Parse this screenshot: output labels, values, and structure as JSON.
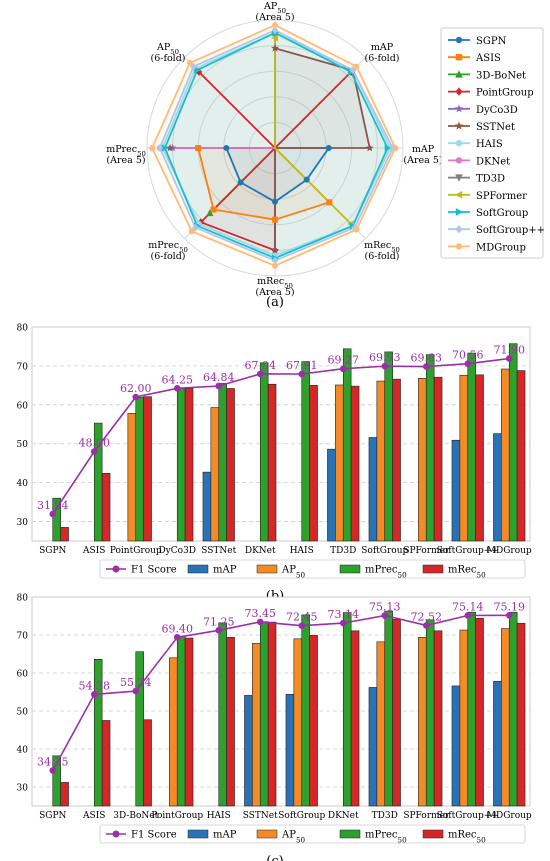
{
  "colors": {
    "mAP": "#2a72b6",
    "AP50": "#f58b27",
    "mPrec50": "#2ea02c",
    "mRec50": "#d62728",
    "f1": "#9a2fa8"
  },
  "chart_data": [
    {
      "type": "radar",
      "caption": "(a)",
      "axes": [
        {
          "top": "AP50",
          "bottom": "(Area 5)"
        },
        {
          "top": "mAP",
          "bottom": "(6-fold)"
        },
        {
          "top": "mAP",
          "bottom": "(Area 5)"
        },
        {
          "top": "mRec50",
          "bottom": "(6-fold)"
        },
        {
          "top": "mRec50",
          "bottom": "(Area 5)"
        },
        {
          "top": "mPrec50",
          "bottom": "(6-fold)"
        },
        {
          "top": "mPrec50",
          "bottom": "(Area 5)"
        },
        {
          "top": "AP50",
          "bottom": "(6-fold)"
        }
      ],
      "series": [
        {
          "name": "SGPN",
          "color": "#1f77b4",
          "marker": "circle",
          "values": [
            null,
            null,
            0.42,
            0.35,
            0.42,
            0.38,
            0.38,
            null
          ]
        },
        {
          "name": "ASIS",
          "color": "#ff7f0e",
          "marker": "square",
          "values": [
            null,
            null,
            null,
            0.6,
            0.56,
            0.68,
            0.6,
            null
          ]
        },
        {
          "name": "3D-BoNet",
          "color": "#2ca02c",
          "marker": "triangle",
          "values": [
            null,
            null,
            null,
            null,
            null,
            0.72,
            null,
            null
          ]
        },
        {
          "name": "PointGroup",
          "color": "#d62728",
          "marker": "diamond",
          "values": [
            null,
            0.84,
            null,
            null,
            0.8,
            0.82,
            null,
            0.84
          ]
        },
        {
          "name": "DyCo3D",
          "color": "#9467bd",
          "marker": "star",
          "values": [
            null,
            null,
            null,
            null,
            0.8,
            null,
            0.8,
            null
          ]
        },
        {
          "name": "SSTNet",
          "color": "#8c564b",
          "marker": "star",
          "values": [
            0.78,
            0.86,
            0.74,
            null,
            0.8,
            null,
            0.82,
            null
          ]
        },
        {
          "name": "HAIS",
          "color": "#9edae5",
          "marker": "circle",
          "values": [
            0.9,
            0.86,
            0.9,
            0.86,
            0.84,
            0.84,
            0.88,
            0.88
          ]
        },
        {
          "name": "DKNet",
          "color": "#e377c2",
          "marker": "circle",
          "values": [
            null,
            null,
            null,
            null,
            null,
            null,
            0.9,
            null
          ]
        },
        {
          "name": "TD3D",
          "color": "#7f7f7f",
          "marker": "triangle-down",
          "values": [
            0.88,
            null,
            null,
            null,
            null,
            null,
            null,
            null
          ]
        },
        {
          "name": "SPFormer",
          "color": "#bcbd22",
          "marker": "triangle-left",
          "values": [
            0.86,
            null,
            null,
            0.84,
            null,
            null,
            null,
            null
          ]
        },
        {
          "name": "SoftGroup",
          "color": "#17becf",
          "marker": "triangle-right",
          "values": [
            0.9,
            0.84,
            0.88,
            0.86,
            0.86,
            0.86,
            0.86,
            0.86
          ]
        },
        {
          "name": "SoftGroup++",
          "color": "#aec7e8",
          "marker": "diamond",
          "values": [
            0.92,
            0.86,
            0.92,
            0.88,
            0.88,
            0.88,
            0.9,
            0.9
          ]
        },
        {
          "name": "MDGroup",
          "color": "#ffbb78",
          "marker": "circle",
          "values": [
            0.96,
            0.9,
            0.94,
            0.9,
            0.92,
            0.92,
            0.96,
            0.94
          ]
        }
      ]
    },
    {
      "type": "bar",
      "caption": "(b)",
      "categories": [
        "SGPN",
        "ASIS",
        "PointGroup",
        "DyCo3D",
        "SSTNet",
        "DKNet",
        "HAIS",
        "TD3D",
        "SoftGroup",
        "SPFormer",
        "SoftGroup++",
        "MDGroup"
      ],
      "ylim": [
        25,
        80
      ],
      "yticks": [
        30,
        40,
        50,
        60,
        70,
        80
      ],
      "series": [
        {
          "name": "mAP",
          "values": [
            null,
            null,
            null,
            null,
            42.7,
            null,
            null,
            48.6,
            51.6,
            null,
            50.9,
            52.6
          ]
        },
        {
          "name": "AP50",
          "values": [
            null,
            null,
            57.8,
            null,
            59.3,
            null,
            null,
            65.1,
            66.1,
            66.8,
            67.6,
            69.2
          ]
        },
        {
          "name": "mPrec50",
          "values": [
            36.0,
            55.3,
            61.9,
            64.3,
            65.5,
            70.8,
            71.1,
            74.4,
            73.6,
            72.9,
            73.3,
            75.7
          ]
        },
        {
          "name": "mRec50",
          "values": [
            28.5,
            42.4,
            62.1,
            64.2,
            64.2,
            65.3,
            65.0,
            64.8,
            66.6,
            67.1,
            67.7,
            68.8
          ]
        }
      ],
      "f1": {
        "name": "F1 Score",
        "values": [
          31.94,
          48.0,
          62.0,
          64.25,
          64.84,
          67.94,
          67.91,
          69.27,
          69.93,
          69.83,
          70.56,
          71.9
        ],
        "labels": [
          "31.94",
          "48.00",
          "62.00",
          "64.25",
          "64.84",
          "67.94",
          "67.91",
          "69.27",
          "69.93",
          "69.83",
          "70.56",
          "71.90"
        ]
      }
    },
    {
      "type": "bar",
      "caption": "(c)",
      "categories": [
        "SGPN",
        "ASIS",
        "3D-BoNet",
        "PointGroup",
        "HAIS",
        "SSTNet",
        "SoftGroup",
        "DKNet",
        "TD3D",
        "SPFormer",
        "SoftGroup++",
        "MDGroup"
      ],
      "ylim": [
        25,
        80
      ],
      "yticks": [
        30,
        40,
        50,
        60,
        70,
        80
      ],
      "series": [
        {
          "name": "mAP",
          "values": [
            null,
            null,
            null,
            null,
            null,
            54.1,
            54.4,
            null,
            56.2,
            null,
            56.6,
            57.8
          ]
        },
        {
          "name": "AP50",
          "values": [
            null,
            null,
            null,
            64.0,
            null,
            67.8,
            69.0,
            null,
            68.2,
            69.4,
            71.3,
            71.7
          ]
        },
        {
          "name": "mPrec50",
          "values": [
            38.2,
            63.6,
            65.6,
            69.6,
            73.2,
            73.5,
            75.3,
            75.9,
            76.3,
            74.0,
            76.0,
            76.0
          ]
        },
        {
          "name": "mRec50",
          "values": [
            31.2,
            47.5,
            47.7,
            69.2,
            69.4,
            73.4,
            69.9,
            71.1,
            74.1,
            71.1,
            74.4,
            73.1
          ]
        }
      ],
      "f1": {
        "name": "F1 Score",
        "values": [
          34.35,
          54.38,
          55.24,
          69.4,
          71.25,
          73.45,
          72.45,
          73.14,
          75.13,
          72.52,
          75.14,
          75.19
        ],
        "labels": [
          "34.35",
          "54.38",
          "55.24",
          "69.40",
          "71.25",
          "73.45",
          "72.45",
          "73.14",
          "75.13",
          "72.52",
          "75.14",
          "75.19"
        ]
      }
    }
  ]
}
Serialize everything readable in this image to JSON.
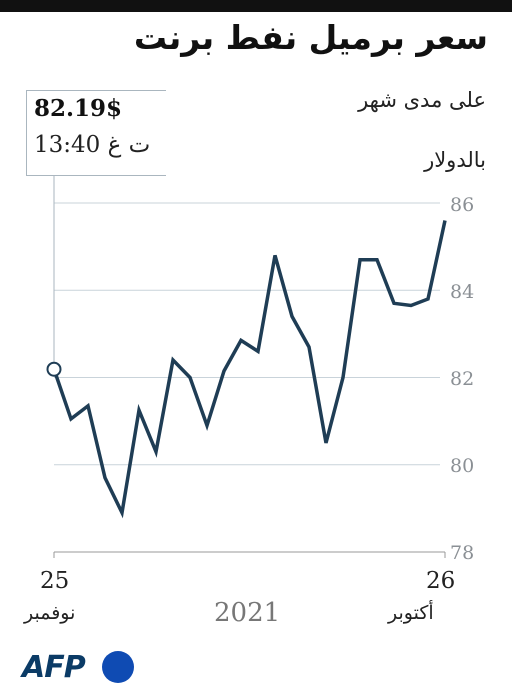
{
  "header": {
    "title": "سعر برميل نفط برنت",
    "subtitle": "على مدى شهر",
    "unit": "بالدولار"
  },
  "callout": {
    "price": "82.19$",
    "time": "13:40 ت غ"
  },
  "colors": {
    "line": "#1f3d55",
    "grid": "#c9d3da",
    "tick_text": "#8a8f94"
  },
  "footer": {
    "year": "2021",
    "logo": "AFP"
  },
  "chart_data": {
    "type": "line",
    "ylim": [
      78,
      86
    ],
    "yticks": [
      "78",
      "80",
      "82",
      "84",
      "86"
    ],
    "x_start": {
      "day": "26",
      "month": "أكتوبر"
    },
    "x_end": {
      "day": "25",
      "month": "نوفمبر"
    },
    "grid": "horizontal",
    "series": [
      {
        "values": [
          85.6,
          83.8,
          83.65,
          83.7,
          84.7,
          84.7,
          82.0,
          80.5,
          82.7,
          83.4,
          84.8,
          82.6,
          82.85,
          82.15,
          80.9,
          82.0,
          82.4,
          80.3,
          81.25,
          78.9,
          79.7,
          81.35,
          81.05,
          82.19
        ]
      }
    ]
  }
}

= = = =

▶ [EXERCISE]: From the entries above, return each line with the word "type" in it.

▶ [PROBLEM SOLUTION]:
      "type": "radar",
      "type": "bar",
      "type": "bar",
    "type": "line",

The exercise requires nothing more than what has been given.